"""

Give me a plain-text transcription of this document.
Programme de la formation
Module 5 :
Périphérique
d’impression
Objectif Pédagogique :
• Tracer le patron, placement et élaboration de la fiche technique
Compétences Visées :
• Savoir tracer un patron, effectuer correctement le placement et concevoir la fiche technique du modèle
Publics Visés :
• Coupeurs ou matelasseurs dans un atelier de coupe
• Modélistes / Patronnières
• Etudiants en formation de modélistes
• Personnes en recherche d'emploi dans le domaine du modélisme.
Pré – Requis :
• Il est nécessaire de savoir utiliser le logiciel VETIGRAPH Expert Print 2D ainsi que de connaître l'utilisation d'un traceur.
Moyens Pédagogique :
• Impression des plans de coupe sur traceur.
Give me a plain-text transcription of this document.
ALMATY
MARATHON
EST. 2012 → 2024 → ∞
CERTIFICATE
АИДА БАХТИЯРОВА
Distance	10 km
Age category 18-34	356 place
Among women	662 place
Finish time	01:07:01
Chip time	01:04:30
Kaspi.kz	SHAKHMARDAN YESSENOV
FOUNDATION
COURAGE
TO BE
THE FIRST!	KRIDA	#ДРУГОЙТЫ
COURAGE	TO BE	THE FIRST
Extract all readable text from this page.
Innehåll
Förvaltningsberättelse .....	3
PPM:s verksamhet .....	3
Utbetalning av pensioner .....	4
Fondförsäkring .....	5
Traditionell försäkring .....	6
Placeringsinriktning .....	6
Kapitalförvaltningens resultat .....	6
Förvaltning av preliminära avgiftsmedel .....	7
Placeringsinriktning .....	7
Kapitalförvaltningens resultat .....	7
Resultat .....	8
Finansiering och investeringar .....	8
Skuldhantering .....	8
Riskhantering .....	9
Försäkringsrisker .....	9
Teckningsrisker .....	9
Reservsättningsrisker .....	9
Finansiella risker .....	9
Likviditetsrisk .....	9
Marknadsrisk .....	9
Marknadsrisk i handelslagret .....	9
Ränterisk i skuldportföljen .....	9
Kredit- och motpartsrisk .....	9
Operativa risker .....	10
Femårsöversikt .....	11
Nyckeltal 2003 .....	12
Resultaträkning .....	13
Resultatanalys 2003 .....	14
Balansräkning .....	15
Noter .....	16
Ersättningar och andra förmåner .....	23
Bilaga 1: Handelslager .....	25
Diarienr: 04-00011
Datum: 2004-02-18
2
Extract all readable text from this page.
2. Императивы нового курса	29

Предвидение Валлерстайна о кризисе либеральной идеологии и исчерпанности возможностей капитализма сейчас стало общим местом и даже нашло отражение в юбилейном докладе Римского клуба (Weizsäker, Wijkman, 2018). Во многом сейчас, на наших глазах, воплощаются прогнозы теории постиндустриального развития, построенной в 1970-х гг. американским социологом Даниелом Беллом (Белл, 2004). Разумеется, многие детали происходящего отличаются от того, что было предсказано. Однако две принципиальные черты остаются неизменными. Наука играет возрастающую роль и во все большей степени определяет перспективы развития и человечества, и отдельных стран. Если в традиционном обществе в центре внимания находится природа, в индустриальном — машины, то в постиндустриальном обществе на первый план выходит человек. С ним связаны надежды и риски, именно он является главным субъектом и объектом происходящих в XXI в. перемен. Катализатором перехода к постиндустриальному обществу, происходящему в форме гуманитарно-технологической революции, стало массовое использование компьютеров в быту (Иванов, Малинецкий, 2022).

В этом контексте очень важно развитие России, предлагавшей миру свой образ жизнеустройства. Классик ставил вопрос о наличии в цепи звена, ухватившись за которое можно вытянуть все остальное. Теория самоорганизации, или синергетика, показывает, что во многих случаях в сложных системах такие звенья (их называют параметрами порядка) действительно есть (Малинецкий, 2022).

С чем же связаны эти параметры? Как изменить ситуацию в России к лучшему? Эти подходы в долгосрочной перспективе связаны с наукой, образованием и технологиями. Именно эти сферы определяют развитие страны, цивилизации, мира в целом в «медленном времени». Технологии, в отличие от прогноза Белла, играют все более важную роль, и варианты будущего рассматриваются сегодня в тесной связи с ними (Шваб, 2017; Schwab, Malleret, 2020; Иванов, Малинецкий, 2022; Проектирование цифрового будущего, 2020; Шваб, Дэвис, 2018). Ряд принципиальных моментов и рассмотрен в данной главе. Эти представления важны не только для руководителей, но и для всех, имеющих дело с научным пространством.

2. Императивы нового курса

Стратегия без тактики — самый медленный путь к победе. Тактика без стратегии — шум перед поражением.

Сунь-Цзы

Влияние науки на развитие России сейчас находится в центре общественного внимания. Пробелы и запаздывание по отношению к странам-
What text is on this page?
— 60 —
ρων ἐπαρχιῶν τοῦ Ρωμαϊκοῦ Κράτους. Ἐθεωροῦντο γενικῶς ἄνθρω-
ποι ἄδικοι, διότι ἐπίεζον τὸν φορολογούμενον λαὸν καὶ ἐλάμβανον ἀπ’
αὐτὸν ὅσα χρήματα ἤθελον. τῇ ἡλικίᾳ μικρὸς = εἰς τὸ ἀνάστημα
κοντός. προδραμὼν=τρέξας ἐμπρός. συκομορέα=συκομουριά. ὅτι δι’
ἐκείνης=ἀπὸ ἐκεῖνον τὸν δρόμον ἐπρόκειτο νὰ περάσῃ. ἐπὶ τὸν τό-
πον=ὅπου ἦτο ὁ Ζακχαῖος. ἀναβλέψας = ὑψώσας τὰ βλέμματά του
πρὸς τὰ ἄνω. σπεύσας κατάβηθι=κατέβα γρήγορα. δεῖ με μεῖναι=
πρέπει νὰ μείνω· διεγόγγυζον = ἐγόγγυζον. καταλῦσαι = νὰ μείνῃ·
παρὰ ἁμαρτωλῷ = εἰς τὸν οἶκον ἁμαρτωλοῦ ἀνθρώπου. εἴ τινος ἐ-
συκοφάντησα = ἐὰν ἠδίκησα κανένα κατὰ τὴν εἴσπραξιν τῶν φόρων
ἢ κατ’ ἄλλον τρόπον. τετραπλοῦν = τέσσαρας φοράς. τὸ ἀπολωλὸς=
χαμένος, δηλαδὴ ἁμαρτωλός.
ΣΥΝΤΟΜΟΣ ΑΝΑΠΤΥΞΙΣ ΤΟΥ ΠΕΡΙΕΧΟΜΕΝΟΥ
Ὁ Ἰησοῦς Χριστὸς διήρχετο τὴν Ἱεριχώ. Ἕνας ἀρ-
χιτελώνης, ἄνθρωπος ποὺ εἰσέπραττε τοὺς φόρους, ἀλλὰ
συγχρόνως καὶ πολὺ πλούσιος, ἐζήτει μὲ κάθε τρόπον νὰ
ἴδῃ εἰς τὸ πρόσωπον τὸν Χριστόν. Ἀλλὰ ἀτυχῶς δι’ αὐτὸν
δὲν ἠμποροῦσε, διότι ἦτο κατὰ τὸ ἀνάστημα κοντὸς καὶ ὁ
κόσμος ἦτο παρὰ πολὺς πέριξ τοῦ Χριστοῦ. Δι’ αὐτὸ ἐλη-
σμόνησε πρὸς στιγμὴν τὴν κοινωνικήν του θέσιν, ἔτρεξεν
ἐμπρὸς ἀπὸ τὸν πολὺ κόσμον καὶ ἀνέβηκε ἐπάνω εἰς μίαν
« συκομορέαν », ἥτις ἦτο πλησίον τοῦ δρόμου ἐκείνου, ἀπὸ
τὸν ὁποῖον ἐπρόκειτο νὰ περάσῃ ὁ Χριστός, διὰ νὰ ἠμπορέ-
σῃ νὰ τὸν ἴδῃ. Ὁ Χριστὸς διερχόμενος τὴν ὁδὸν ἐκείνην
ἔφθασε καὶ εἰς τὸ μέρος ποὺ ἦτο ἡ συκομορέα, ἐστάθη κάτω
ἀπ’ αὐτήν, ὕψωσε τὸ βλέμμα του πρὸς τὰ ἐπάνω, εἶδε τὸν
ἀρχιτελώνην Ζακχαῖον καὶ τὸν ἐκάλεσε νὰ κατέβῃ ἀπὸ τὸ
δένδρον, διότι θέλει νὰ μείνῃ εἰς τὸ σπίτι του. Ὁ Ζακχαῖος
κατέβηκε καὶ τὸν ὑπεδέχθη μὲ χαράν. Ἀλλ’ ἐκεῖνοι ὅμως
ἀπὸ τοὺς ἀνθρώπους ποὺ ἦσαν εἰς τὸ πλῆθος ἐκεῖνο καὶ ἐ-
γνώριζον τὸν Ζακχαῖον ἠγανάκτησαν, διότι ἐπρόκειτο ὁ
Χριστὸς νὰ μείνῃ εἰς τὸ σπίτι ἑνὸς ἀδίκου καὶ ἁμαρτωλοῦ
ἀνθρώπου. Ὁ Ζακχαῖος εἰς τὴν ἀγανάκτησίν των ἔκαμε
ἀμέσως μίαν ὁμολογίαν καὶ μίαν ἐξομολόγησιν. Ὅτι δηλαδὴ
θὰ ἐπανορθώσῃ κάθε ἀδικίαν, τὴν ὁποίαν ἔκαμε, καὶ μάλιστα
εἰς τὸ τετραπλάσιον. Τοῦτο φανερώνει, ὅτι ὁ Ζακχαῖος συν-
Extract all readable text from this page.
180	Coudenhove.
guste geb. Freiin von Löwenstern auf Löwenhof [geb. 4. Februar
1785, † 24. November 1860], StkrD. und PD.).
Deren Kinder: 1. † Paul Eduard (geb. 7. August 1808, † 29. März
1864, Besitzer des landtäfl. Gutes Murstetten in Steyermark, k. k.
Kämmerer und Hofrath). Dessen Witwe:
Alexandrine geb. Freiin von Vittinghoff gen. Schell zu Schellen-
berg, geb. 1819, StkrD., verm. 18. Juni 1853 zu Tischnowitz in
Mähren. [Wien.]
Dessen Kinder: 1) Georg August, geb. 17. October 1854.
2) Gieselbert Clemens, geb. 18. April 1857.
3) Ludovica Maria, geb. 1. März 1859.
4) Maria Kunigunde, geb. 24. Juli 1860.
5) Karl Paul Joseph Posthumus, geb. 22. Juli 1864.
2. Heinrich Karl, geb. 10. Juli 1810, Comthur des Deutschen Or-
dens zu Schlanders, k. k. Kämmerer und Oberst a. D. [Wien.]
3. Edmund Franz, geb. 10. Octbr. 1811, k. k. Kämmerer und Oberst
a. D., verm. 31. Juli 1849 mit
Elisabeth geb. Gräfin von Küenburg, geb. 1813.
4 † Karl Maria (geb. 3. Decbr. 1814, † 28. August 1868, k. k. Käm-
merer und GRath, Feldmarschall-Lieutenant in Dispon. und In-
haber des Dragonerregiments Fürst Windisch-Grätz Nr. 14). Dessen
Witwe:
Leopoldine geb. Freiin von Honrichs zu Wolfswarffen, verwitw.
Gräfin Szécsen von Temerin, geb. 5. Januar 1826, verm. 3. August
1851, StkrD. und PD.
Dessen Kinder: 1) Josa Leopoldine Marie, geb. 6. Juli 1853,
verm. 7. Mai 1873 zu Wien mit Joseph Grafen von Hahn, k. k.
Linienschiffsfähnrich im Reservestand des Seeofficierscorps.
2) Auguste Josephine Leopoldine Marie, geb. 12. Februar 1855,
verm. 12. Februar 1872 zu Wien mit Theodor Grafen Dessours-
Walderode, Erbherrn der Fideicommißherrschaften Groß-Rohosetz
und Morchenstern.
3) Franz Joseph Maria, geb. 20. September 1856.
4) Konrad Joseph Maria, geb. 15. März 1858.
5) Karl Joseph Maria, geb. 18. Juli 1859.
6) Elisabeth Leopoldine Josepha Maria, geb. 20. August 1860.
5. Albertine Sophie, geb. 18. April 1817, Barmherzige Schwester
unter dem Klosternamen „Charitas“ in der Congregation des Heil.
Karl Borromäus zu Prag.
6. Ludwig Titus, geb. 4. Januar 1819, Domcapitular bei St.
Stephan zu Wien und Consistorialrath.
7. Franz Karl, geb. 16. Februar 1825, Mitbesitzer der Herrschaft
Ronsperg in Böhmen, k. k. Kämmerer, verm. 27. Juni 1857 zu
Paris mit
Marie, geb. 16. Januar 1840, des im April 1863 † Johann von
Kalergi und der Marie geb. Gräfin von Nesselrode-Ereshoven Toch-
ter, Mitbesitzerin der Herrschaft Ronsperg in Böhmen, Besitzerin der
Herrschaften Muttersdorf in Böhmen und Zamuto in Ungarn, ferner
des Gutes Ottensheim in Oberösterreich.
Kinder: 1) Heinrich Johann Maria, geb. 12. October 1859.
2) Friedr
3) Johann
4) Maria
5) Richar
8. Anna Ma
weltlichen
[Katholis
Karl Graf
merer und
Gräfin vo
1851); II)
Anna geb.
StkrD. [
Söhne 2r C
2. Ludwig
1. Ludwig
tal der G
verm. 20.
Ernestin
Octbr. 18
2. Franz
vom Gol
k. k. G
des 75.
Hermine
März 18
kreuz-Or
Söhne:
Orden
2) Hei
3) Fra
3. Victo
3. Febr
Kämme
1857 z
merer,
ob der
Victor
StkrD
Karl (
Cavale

"""

**The task**
Select, from the listing, all lines that include the word "Placeringsinriktning".

**Solution for this exercise**
Placeringsinriktning .....	6
Placeringsinriktning .....	7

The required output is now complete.